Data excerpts
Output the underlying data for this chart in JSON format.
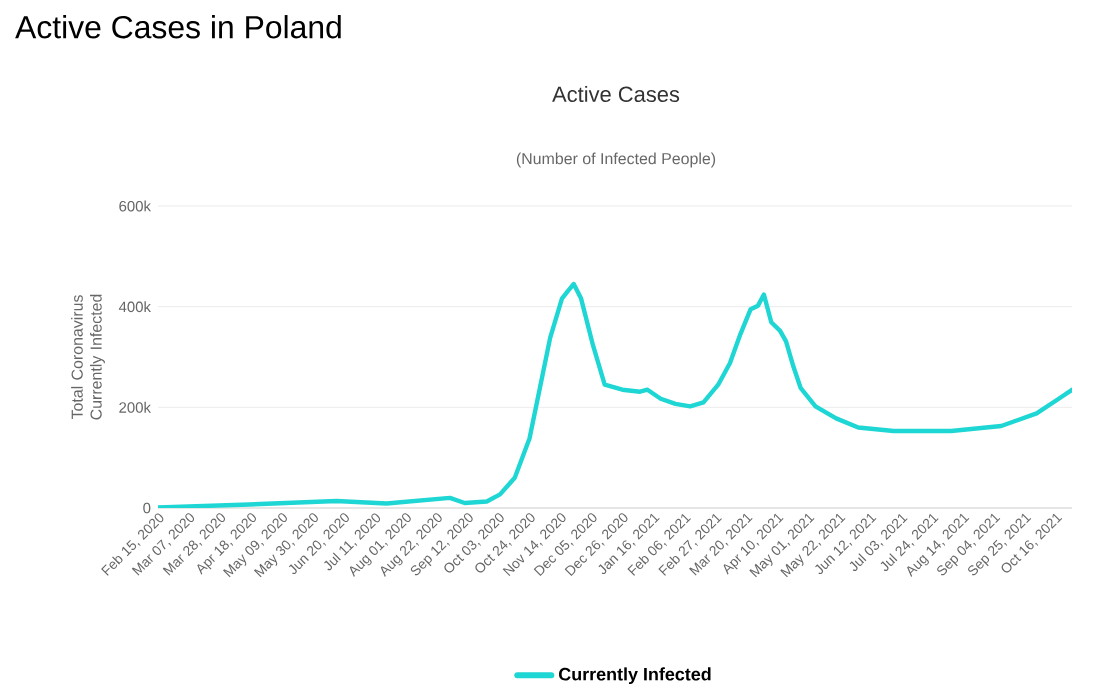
{
  "chart_data": {
    "type": "line",
    "title": "Active Cases",
    "subtitle": "(Number of Infected People)",
    "annotations": [
      "Active Cases in Poland"
    ],
    "ylabel": "Total Coronavirus Currently Infected",
    "x": [
      "2020-02-15",
      "2020-04-17",
      "2020-06-15",
      "2020-07-19",
      "2020-08-31",
      "2020-09-10",
      "2020-09-25",
      "2020-10-04",
      "2020-10-14",
      "2020-10-24",
      "2020-10-31",
      "2020-11-07",
      "2020-11-15",
      "2020-11-19",
      "2020-11-23",
      "2020-11-28",
      "2020-12-06",
      "2020-12-14",
      "2020-12-26",
      "2021-01-07",
      "2021-01-12",
      "2021-01-21",
      "2021-01-31",
      "2021-02-10",
      "2021-02-19",
      "2021-03-01",
      "2021-03-09",
      "2021-03-16",
      "2021-03-23",
      "2021-03-28",
      "2021-04-01",
      "2021-04-06",
      "2021-04-12",
      "2021-04-16",
      "2021-04-21",
      "2021-04-26",
      "2021-05-06",
      "2021-05-20",
      "2021-06-04",
      "2021-06-28",
      "2021-08-06",
      "2021-09-09",
      "2021-10-03",
      "2021-10-18",
      "2021-10-27"
    ],
    "series": [
      {
        "name": "Currently Infected",
        "color": "#1ed6d3",
        "values": [
          1000,
          7000,
          14000,
          9000,
          20000,
          10000,
          13000,
          27000,
          60000,
          138000,
          238000,
          338000,
          416000,
          431000,
          445000,
          416000,
          324000,
          245000,
          235000,
          231000,
          235000,
          217000,
          207000,
          202000,
          210000,
          245000,
          288000,
          345000,
          395000,
          402000,
          424000,
          369000,
          352000,
          331000,
          281000,
          238000,
          202000,
          178000,
          160000,
          153000,
          153000,
          163000,
          188000,
          217000,
          235000
        ]
      }
    ],
    "xlim": [
      "2020-02-15",
      "2021-10-27"
    ],
    "xticks": [
      {
        "value": "2020-02-15",
        "label": "Feb 15, 2020"
      },
      {
        "value": "2020-03-07",
        "label": "Mar 07, 2020"
      },
      {
        "value": "2020-03-28",
        "label": "Mar 28, 2020"
      },
      {
        "value": "2020-04-18",
        "label": "Apr 18, 2020"
      },
      {
        "value": "2020-05-09",
        "label": "May 09, 2020"
      },
      {
        "value": "2020-05-30",
        "label": "May 30, 2020"
      },
      {
        "value": "2020-06-20",
        "label": "Jun 20, 2020"
      },
      {
        "value": "2020-07-11",
        "label": "Jul 11, 2020"
      },
      {
        "value": "2020-08-01",
        "label": "Aug 01, 2020"
      },
      {
        "value": "2020-08-22",
        "label": "Aug 22, 2020"
      },
      {
        "value": "2020-09-12",
        "label": "Sep 12, 2020"
      },
      {
        "value": "2020-10-03",
        "label": "Oct 03, 2020"
      },
      {
        "value": "2020-10-24",
        "label": "Oct 24, 2020"
      },
      {
        "value": "2020-11-14",
        "label": "Nov 14, 2020"
      },
      {
        "value": "2020-12-05",
        "label": "Dec 05, 2020"
      },
      {
        "value": "2020-12-26",
        "label": "Dec 26, 2020"
      },
      {
        "value": "2021-01-16",
        "label": "Jan 16, 2021"
      },
      {
        "value": "2021-02-06",
        "label": "Feb 06, 2021"
      },
      {
        "value": "2021-02-27",
        "label": "Feb 27, 2021"
      },
      {
        "value": "2021-03-20",
        "label": "Mar 20, 2021"
      },
      {
        "value": "2021-04-10",
        "label": "Apr 10, 2021"
      },
      {
        "value": "2021-05-01",
        "label": "May 01, 2021"
      },
      {
        "value": "2021-05-22",
        "label": "May 22, 2021"
      },
      {
        "value": "2021-06-12",
        "label": "Jun 12, 2021"
      },
      {
        "value": "2021-07-03",
        "label": "Jul 03, 2021"
      },
      {
        "value": "2021-07-24",
        "label": "Jul 24, 2021"
      },
      {
        "value": "2021-08-14",
        "label": "Aug 14, 2021"
      },
      {
        "value": "2021-09-04",
        "label": "Sep 04, 2021"
      },
      {
        "value": "2021-09-25",
        "label": "Sep 25, 2021"
      },
      {
        "value": "2021-10-16",
        "label": "Oct 16, 2021"
      }
    ],
    "ylim": [
      0,
      600000
    ],
    "yticks": [
      0,
      {
        "value": 200000,
        "label": "200k"
      },
      {
        "value": 400000,
        "label": "400k"
      },
      {
        "value": 600000,
        "label": "600k"
      }
    ],
    "grid": "y",
    "legend": "bottom",
    "marker": "none",
    "line_style": "solid"
  }
}
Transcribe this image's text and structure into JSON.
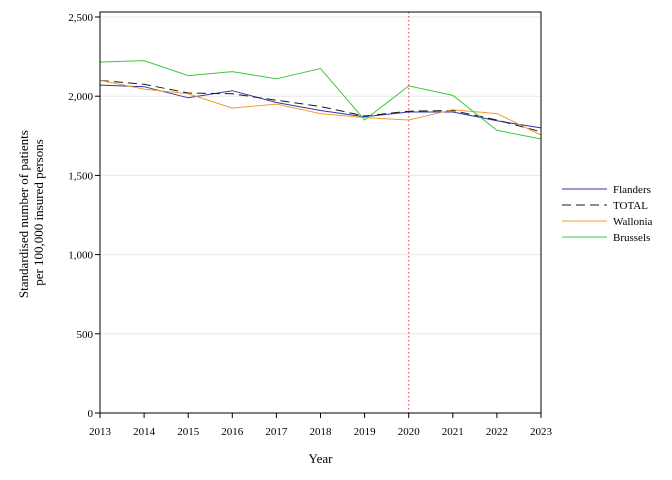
{
  "chart_data": {
    "type": "line",
    "title": "",
    "xlabel": "Year",
    "ylabel_lines": [
      "Standardised number of patients",
      "per 100,000 insured persons"
    ],
    "x": [
      2013,
      2014,
      2015,
      2016,
      2017,
      2018,
      2019,
      2020,
      2021,
      2022,
      2023
    ],
    "x_tick_labels": [
      "2013",
      "2014",
      "2015",
      "2016",
      "2017",
      "2018",
      "2019",
      "2020",
      "2021",
      "2022",
      "2023"
    ],
    "ylim": [
      0,
      2500
    ],
    "y_ticks": [
      0,
      500,
      1000,
      1500,
      2000,
      2500
    ],
    "y_tick_labels": [
      "0",
      "500",
      "1,000",
      "1,500",
      "2,000",
      "2,500"
    ],
    "grid": "horizontal",
    "legend_position": "right",
    "reference_line": {
      "x": 2020,
      "color": "#e0404a",
      "style": "dotted"
    },
    "series": [
      {
        "name": "Flanders",
        "color": "#2e3aa8",
        "dash": "solid",
        "values": [
          2070,
          2060,
          1990,
          2035,
          1960,
          1910,
          1870,
          1900,
          1900,
          1845,
          1800
        ]
      },
      {
        "name": "TOTAL",
        "color": "#1a1a1a",
        "dash": "dashed",
        "values": [
          2100,
          2075,
          2020,
          2015,
          1975,
          1935,
          1875,
          1905,
          1910,
          1850,
          1775
        ]
      },
      {
        "name": "Wallonia",
        "color": "#f59a2c",
        "dash": "solid",
        "values": [
          2100,
          2045,
          2015,
          1925,
          1950,
          1890,
          1865,
          1850,
          1915,
          1890,
          1755
        ]
      },
      {
        "name": "Brussels",
        "color": "#3fc83a",
        "dash": "solid",
        "values": [
          2215,
          2225,
          2130,
          2155,
          2110,
          2175,
          1850,
          2065,
          2005,
          1785,
          1730
        ]
      }
    ]
  }
}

**Work to be completed**. The records above should be output exactly, but without any of their pictures.

**Response to the task**.
Output the underlying data for this chart in JSON format.
{
  "chart_data": {
    "type": "line",
    "title": "Active Cases",
    "subtitle": "(Number of Infected People)",
    "annotations": [
      "Active Cases in Poland"
    ],
    "ylabel": "Total Coronavirus Currently Infected",
    "x": [
      "2020-02-15",
      "2020-04-17",
      "2020-06-15",
      "2020-07-19",
      "2020-08-31",
      "2020-09-10",
      "2020-09-25",
      "2020-10-04",
      "2020-10-14",
      "2020-10-24",
      "2020-10-31",
      "2020-11-07",
      "2020-11-15",
      "2020-11-19",
      "2020-11-23",
      "2020-11-28",
      "2020-12-06",
      "2020-12-14",
      "2020-12-26",
      "2021-01-07",
      "2021-01-12",
      "2021-01-21",
      "2021-01-31",
      "2021-02-10",
      "2021-02-19",
      "2021-03-01",
      "2021-03-09",
      "2021-03-16",
      "2021-03-23",
      "2021-03-28",
      "2021-04-01",
      "2021-04-06",
      "2021-04-12",
      "2021-04-16",
      "2021-04-21",
      "2021-04-26",
      "2021-05-06",
      "2021-05-20",
      "2021-06-04",
      "2021-06-28",
      "2021-08-06",
      "2021-09-09",
      "2021-10-03",
      "2021-10-18",
      "2021-10-27"
    ],
    "series": [
      {
        "name": "Currently Infected",
        "color": "#1ed6d3",
        "values": [
          1000,
          7000,
          14000,
          9000,
          20000,
          10000,
          13000,
          27000,
          60000,
          138000,
          238000,
          338000,
          416000,
          431000,
          445000,
          416000,
          324000,
          245000,
          235000,
          231000,
          235000,
          217000,
          207000,
          202000,
          210000,
          245000,
          288000,
          345000,
          395000,
          402000,
          424000,
          369000,
          352000,
          331000,
          281000,
          238000,
          202000,
          178000,
          160000,
          153000,
          153000,
          163000,
          188000,
          217000,
          235000
        ]
      }
    ],
    "xlim": [
      "2020-02-15",
      "2021-10-27"
    ],
    "xticks": [
      {
        "value": "2020-02-15",
        "label": "Feb 15, 2020"
      },
      {
        "value": "2020-03-07",
        "label": "Mar 07, 2020"
      },
      {
        "value": "2020-03-28",
        "label": "Mar 28, 2020"
      },
      {
        "value": "2020-04-18",
        "label": "Apr 18, 2020"
      },
      {
        "value": "2020-05-09",
        "label": "May 09, 2020"
      },
      {
        "value": "2020-05-30",
        "label": "May 30, 2020"
      },
      {
        "value": "2020-06-20",
        "label": "Jun 20, 2020"
      },
      {
        "value": "2020-07-11",
        "label": "Jul 11, 2020"
      },
      {
        "value": "2020-08-01",
        "label": "Aug 01, 2020"
      },
      {
        "value": "2020-08-22",
        "label": "Aug 22, 2020"
      },
      {
        "value": "2020-09-12",
        "label": "Sep 12, 2020"
      },
      {
        "value": "2020-10-03",
        "label": "Oct 03, 2020"
      },
      {
        "value": "2020-10-24",
        "label": "Oct 24, 2020"
      },
      {
        "value": "2020-11-14",
        "label": "Nov 14, 2020"
      },
      {
        "value": "2020-12-05",
        "label": "Dec 05, 2020"
      },
      {
        "value": "2020-12-26",
        "label": "Dec 26, 2020"
      },
      {
        "value": "2021-01-16",
        "label": "Jan 16, 2021"
      },
      {
        "value": "2021-02-06",
        "label": "Feb 06, 2021"
      },
      {
        "value": "2021-02-27",
        "label": "Feb 27, 2021"
      },
      {
        "value": "2021-03-20",
        "label": "Mar 20, 2021"
      },
      {
        "value": "2021-04-10",
        "label": "Apr 10, 2021"
      },
      {
        "value": "2021-05-01",
        "label": "May 01, 2021"
      },
      {
        "value": "2021-05-22",
        "label": "May 22, 2021"
      },
      {
        "value": "2021-06-12",
        "label": "Jun 12, 2021"
      },
      {
        "value": "2021-07-03",
        "label": "Jul 03, 2021"
      },
      {
        "value": "2021-07-24",
        "label": "Jul 24, 2021"
      },
      {
        "value": "2021-08-14",
        "label": "Aug 14, 2021"
      },
      {
        "value": "2021-09-04",
        "label": "Sep 04, 2021"
      },
      {
        "value": "2021-09-25",
        "label": "Sep 25, 2021"
      },
      {
        "value": "2021-10-16",
        "label": "Oct 16, 2021"
      }
    ],
    "ylim": [
      0,
      600000
    ],
    "yticks": [
      0,
      {
        "value": 200000,
        "label": "200k"
      },
      {
        "value": 400000,
        "label": "400k"
      },
      {
        "value": 600000,
        "label": "600k"
      }
    ],
    "grid": "y",
    "legend": "bottom",
    "marker": "none",
    "line_style": "solid"
  }
}
Transcribe this image's text and structure into JSON.
{
  "chart_data": {
    "type": "line",
    "title": "",
    "xlabel": "Year",
    "ylabel_lines": [
      "Standardised number of patients",
      "per 100,000 insured persons"
    ],
    "x": [
      2013,
      2014,
      2015,
      2016,
      2017,
      2018,
      2019,
      2020,
      2021,
      2022,
      2023
    ],
    "x_tick_labels": [
      "2013",
      "2014",
      "2015",
      "2016",
      "2017",
      "2018",
      "2019",
      "2020",
      "2021",
      "2022",
      "2023"
    ],
    "ylim": [
      0,
      2500
    ],
    "y_ticks": [
      0,
      500,
      1000,
      1500,
      2000,
      2500
    ],
    "y_tick_labels": [
      "0",
      "500",
      "1,000",
      "1,500",
      "2,000",
      "2,500"
    ],
    "grid": "horizontal",
    "legend_position": "right",
    "reference_line": {
      "x": 2020,
      "color": "#e0404a",
      "style": "dotted"
    },
    "series": [
      {
        "name": "Flanders",
        "color": "#2e3aa8",
        "dash": "solid",
        "values": [
          2070,
          2060,
          1990,
          2035,
          1960,
          1910,
          1870,
          1900,
          1900,
          1845,
          1800
        ]
      },
      {
        "name": "TOTAL",
        "color": "#1a1a1a",
        "dash": "dashed",
        "values": [
          2100,
          2075,
          2020,
          2015,
          1975,
          1935,
          1875,
          1905,
          1910,
          1850,
          1775
        ]
      },
      {
        "name": "Wallonia",
        "color": "#f59a2c",
        "dash": "solid",
        "values": [
          2100,
          2045,
          2015,
          1925,
          1950,
          1890,
          1865,
          1850,
          1915,
          1890,
          1755
        ]
      },
      {
        "name": "Brussels",
        "color": "#3fc83a",
        "dash": "solid",
        "values": [
          2215,
          2225,
          2130,
          2155,
          2110,
          2175,
          1850,
          2065,
          2005,
          1785,
          1730
        ]
      }
    ]
  }
}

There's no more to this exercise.